INPUT FOR THIS TASK
....

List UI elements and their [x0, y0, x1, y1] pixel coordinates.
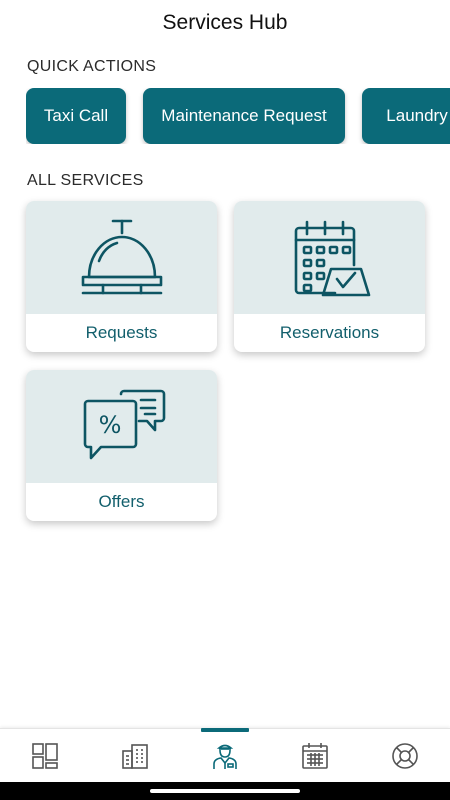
- nav-support[interactable]: [360, 729, 450, 783]
- calendar-booking-icon: [234, 201, 425, 314]
- bottom-navigation: [0, 728, 450, 782]
- svg-text:%: %: [98, 411, 121, 439]
- lifebuoy-icon: [392, 743, 418, 769]
- concierge-icon: [213, 744, 237, 769]
- quick-actions-heading: QUICK ACTIONS: [27, 58, 157, 75]
- system-navigation-bar: [0, 782, 450, 800]
- nav-calendar[interactable]: [270, 729, 360, 783]
- service-card-requests[interactable]: Requests: [26, 201, 217, 352]
- nav-dashboard[interactable]: [0, 729, 90, 783]
- service-bell-icon: [26, 201, 217, 314]
- nav-concierge[interactable]: [180, 728, 270, 783]
- laundry-button[interactable]: Laundry: [362, 88, 450, 144]
- service-card-label: Requests: [85, 323, 158, 342]
- taxi-call-button[interactable]: Taxi Call: [26, 88, 126, 144]
- service-card-label: Offers: [98, 492, 145, 511]
- calendar-icon: [302, 743, 328, 769]
- service-card-label: Reservations: [279, 323, 380, 342]
- dashboard-icon: [32, 743, 58, 769]
- maintenance-request-button[interactable]: Maintenance Request: [143, 88, 345, 144]
- nav-buildings[interactable]: [90, 729, 180, 783]
- quick-actions-row[interactable]: Taxi Call Maintenance Request Laundry: [26, 88, 450, 144]
- service-card-reservations[interactable]: Reservations: [234, 201, 425, 352]
- all-services-heading: ALL SERVICES: [27, 172, 144, 189]
- discount-chat-icon: %: [26, 370, 217, 483]
- app-header: Services Hub: [0, 0, 450, 46]
- page-title: Services Hub: [162, 11, 288, 34]
- building-icon: [122, 744, 148, 769]
- service-card-offers[interactable]: % Offers: [26, 370, 217, 521]
- home-gesture-handle[interactable]: [150, 789, 300, 793]
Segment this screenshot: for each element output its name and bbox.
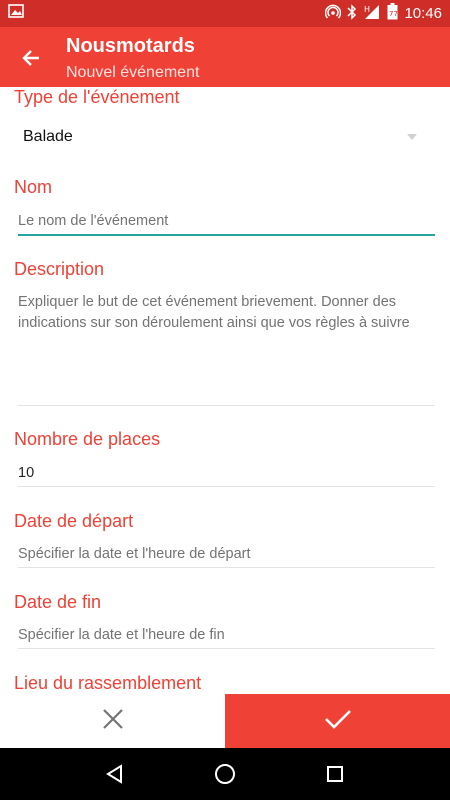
back-triangle-icon[interactable] bbox=[95, 754, 135, 794]
event-form: Type de l'événement Balade Nom Le nom de… bbox=[0, 87, 450, 694]
app-subtitle: Nouvel événement bbox=[66, 64, 200, 81]
meeting-place-label: Lieu du rassemblement bbox=[14, 673, 202, 693]
close-icon bbox=[102, 708, 124, 735]
event-type-spinner[interactable]: Balade bbox=[23, 128, 73, 146]
places-label: Nombre de places bbox=[14, 429, 161, 449]
app-bar: Nousmotards Nouvel événement bbox=[0, 27, 450, 87]
system-nav-bar bbox=[0, 748, 450, 800]
places-input[interactable]: 10 bbox=[18, 465, 435, 487]
check-icon bbox=[324, 708, 352, 735]
bottom-action-bar bbox=[0, 694, 450, 748]
status-bar: H 77 10:46 bbox=[0, 0, 450, 27]
name-label: Nom bbox=[14, 177, 53, 197]
cancel-button[interactable] bbox=[0, 694, 225, 748]
confirm-button[interactable] bbox=[225, 694, 450, 748]
end-date-label: Date de fin bbox=[14, 592, 102, 612]
svg-text:77: 77 bbox=[389, 10, 398, 18]
battery-icon: 77 bbox=[387, 3, 398, 24]
description-input[interactable]: Expliquer le but de cet événement brieve… bbox=[18, 292, 435, 406]
signal-h-icon: H bbox=[363, 4, 381, 24]
svg-text:H: H bbox=[364, 5, 370, 14]
name-input[interactable]: Le nom de l'événement bbox=[18, 213, 435, 236]
end-date-input[interactable]: Spécifier la date et l'heure de fin bbox=[18, 627, 435, 649]
home-circle-icon[interactable] bbox=[205, 754, 245, 794]
image-notification-icon bbox=[8, 4, 24, 23]
dropdown-arrow-icon[interactable] bbox=[407, 134, 417, 140]
description-label: Description bbox=[14, 259, 105, 279]
bluetooth-icon bbox=[347, 3, 357, 24]
back-arrow-icon[interactable] bbox=[16, 43, 46, 73]
recents-square-icon[interactable] bbox=[315, 754, 355, 794]
app-title: Nousmotards bbox=[66, 35, 195, 57]
hotspot-icon bbox=[325, 4, 342, 24]
status-time: 10:46 bbox=[404, 5, 442, 22]
start-date-input[interactable]: Spécifier la date et l'heure de départ bbox=[18, 546, 435, 568]
start-date-label: Date de départ bbox=[14, 511, 134, 531]
event-type-label: Type de l'événement bbox=[14, 87, 180, 107]
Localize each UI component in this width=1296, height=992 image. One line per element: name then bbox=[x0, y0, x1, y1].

....

EXERCISE INSTRUCTIONS
Reproduce the entries verbatim, starting at the line containing "back-triangle-icon[interactable] bbox=[95, 754, 135, 794]" and ending with the line containing "image-notification-icon bbox=[8, 4, 24, 23]".

THE SOLUTION
back-triangle-icon[interactable] bbox=[95, 754, 135, 794]
event-form: Type de l'événement Balade Nom Le nom de… bbox=[0, 87, 450, 694]
app-subtitle: Nouvel événement bbox=[66, 64, 200, 81]
meeting-place-label: Lieu du rassemblement bbox=[14, 673, 202, 693]
close-icon bbox=[102, 708, 124, 735]
event-type-spinner[interactable]: Balade bbox=[23, 128, 73, 146]
places-label: Nombre de places bbox=[14, 429, 161, 449]
app-bar: Nousmotards Nouvel événement bbox=[0, 27, 450, 87]
system-nav-bar bbox=[0, 748, 450, 800]
places-input[interactable]: 10 bbox=[18, 465, 435, 487]
check-icon bbox=[324, 708, 352, 735]
bottom-action-bar bbox=[0, 694, 450, 748]
status-bar: H 77 10:46 bbox=[0, 0, 450, 27]
name-label: Nom bbox=[14, 177, 53, 197]
cancel-button[interactable] bbox=[0, 694, 225, 748]
confirm-button[interactable] bbox=[225, 694, 450, 748]
end-date-label: Date de fin bbox=[14, 592, 102, 612]
svg-text:77: 77 bbox=[389, 10, 398, 18]
battery-icon: 77 bbox=[387, 3, 398, 24]
description-input[interactable]: Expliquer le but de cet événement brieve… bbox=[18, 292, 435, 406]
signal-h-icon: H bbox=[363, 4, 381, 24]
svg-text:H: H bbox=[364, 5, 370, 14]
name-input[interactable]: Le nom de l'événement bbox=[18, 213, 435, 236]
end-date-input[interactable]: Spécifier la date et l'heure de fin bbox=[18, 627, 435, 649]
home-circle-icon[interactable] bbox=[205, 754, 245, 794]
image-notification-icon bbox=[8, 4, 24, 23]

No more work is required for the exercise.